▸ EXTRACTED INFORMATION:

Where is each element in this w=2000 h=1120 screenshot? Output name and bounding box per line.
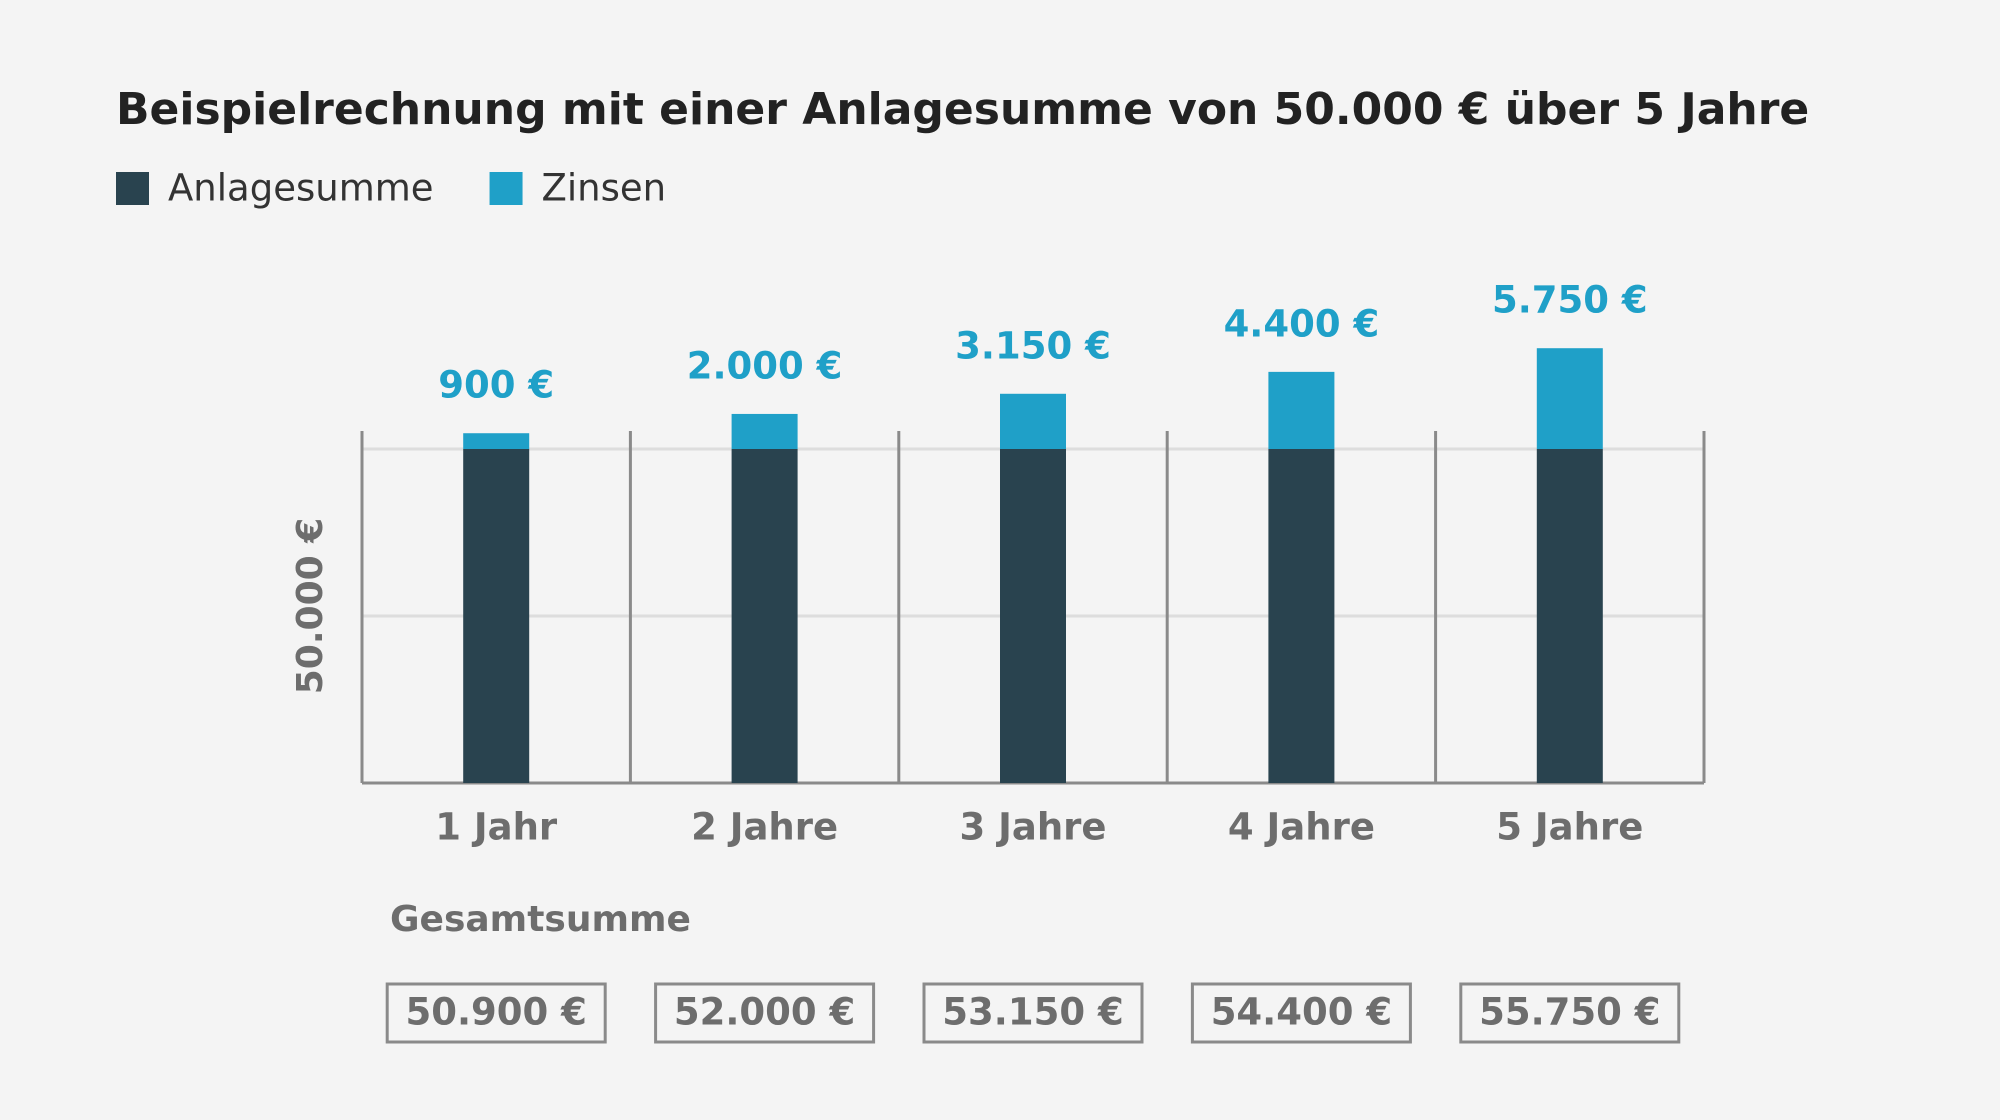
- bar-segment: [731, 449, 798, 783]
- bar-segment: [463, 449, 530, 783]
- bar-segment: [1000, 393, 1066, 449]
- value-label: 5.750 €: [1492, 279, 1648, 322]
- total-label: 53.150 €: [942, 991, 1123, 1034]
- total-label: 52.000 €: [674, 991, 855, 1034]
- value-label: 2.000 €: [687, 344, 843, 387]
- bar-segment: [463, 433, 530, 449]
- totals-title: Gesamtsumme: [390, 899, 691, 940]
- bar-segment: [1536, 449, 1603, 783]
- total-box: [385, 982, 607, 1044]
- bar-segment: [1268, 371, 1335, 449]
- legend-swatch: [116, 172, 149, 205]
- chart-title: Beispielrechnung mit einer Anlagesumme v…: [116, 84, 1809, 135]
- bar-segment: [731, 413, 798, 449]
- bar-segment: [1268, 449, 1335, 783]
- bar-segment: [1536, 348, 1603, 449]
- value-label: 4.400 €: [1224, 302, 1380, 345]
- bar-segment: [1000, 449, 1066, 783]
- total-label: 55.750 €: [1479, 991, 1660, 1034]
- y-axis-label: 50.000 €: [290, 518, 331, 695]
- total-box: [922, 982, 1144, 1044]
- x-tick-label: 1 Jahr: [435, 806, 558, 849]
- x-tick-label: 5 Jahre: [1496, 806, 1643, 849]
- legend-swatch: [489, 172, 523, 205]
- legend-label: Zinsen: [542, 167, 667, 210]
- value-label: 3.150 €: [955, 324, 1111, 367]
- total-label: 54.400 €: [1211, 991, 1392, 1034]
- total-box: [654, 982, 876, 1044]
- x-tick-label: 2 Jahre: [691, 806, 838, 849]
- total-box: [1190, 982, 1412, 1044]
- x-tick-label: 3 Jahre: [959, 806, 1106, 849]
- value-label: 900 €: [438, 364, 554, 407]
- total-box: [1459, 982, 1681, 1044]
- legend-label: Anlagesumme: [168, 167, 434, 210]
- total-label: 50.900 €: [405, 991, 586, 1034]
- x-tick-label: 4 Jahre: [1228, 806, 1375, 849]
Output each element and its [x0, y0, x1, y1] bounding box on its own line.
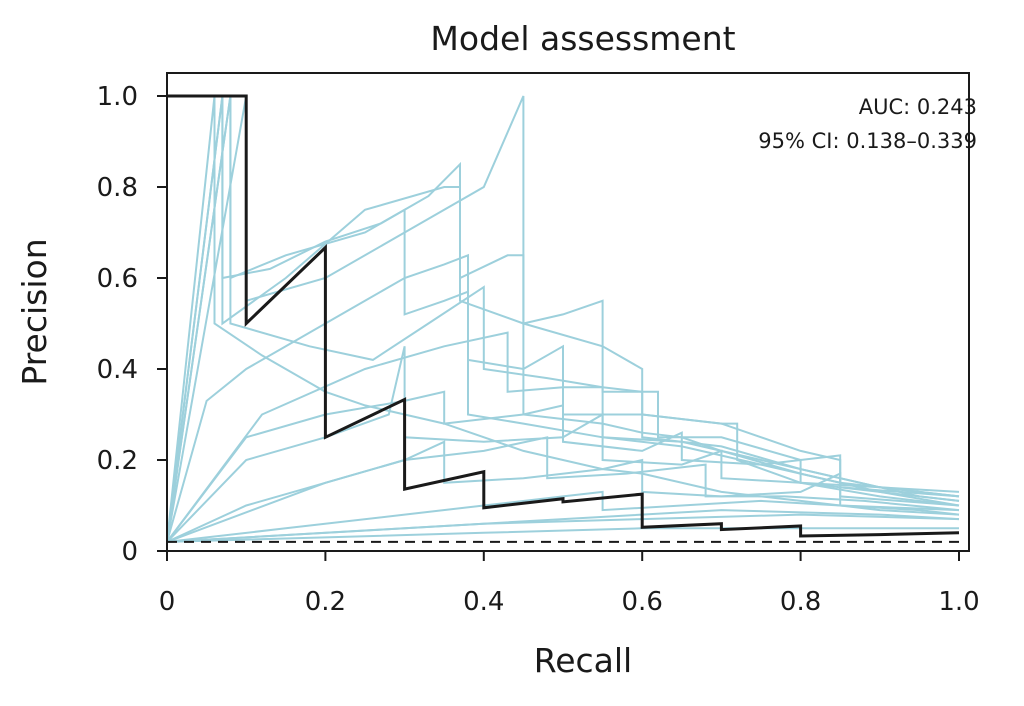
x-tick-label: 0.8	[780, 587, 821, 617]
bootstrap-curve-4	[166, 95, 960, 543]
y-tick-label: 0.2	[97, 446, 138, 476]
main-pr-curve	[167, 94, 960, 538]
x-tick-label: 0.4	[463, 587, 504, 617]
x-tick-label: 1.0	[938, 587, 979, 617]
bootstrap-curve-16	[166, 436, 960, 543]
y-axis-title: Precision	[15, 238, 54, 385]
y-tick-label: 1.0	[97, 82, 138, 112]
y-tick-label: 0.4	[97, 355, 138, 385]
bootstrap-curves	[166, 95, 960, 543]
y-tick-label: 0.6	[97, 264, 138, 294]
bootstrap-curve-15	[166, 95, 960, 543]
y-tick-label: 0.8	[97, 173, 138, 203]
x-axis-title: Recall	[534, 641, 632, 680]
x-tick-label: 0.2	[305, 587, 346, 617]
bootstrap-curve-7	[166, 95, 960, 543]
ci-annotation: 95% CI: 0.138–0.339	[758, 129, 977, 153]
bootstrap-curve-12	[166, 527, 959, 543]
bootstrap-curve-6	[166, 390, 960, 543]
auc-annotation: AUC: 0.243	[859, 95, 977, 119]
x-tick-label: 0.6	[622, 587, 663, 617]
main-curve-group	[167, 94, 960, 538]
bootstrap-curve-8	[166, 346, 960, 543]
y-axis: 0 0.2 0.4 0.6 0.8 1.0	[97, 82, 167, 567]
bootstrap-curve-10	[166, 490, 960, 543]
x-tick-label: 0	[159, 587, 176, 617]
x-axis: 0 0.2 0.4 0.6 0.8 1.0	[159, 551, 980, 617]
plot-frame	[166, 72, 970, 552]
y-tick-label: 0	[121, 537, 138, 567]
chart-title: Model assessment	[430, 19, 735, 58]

▸ WRITTEN EXERCISE: Give back every line above without any change, leaving out the two pictures.

▸ REPLY TO THE TASK:
Where is each element in this w=2000 h=1120 screenshot? Output name and bounding box per line.
- bar-segment: [731, 449, 798, 783]
- bar-segment: [463, 449, 530, 783]
- bar-segment: [1000, 393, 1066, 449]
- value-label: 5.750 €: [1492, 279, 1648, 322]
- total-label: 53.150 €: [942, 991, 1123, 1034]
- total-label: 52.000 €: [674, 991, 855, 1034]
- value-label: 2.000 €: [687, 344, 843, 387]
- bar-segment: [463, 433, 530, 449]
- totals-title: Gesamtsumme: [390, 899, 691, 940]
- bar-segment: [1536, 449, 1603, 783]
- total-box: [385, 982, 607, 1044]
- bar-segment: [1268, 371, 1335, 449]
- legend-swatch: [116, 172, 149, 205]
- chart-title: Beispielrechnung mit einer Anlagesumme v…: [116, 84, 1809, 135]
- bar-segment: [731, 413, 798, 449]
- bar-segment: [1268, 449, 1335, 783]
- bar-segment: [1536, 348, 1603, 449]
- value-label: 4.400 €: [1224, 302, 1380, 345]
- bar-segment: [1000, 449, 1066, 783]
- total-label: 55.750 €: [1479, 991, 1660, 1034]
- y-axis-label: 50.000 €: [290, 518, 331, 695]
- total-box: [922, 982, 1144, 1044]
- x-tick-label: 1 Jahr: [435, 806, 558, 849]
- x-tick-label: 5 Jahre: [1496, 806, 1643, 849]
- legend-swatch: [489, 172, 523, 205]
- legend-label: Zinsen: [542, 167, 667, 210]
- value-label: 3.150 €: [955, 324, 1111, 367]
- total-label: 54.400 €: [1211, 991, 1392, 1034]
- total-box: [654, 982, 876, 1044]
- x-tick-label: 2 Jahre: [691, 806, 838, 849]
- total-box: [1190, 982, 1412, 1044]
- x-tick-label: 3 Jahre: [959, 806, 1106, 849]
- value-label: 900 €: [438, 364, 554, 407]
- total-box: [1459, 982, 1681, 1044]
- legend-label: Anlagesumme: [168, 167, 434, 210]
- total-label: 50.900 €: [405, 991, 586, 1034]
- x-tick-label: 4 Jahre: [1228, 806, 1375, 849]
Output each element and its [x0, y0, x1, y1] bounding box on its own line.
x-tick-label: 0.8	[780, 587, 821, 617]
bootstrap-curve-4	[166, 95, 960, 543]
y-tick-label: 0.2	[97, 446, 138, 476]
main-pr-curve	[167, 94, 960, 538]
x-tick-label: 0.4	[463, 587, 504, 617]
x-tick-label: 1.0	[938, 587, 979, 617]
bootstrap-curve-16	[166, 436, 960, 543]
y-axis-title: Precision	[15, 238, 54, 385]
y-tick-label: 1.0	[97, 82, 138, 112]
y-tick-label: 0.4	[97, 355, 138, 385]
bootstrap-curves	[166, 95, 960, 543]
y-tick-label: 0.6	[97, 264, 138, 294]
bootstrap-curve-15	[166, 95, 960, 543]
y-tick-label: 0.8	[97, 173, 138, 203]
x-axis-title: Recall	[534, 641, 632, 680]
x-tick-label: 0.2	[305, 587, 346, 617]
bootstrap-curve-7	[166, 95, 960, 543]
ci-annotation: 95% CI: 0.138–0.339	[758, 129, 977, 153]
bootstrap-curve-12	[166, 527, 959, 543]
bootstrap-curve-6	[166, 390, 960, 543]
auc-annotation: AUC: 0.243	[859, 95, 977, 119]
x-tick-label: 0.6	[622, 587, 663, 617]
main-curve-group	[167, 94, 960, 538]
bootstrap-curve-8	[166, 346, 960, 543]
y-axis: 0 0.2 0.4 0.6 0.8 1.0	[97, 82, 167, 567]
bootstrap-curve-10	[166, 490, 960, 543]
x-tick-label: 0	[159, 587, 176, 617]
x-axis: 0 0.2 0.4 0.6 0.8 1.0	[159, 551, 980, 617]
plot-frame	[166, 72, 970, 552]
y-tick-label: 0	[121, 537, 138, 567]
chart-title: Model assessment	[430, 19, 735, 58]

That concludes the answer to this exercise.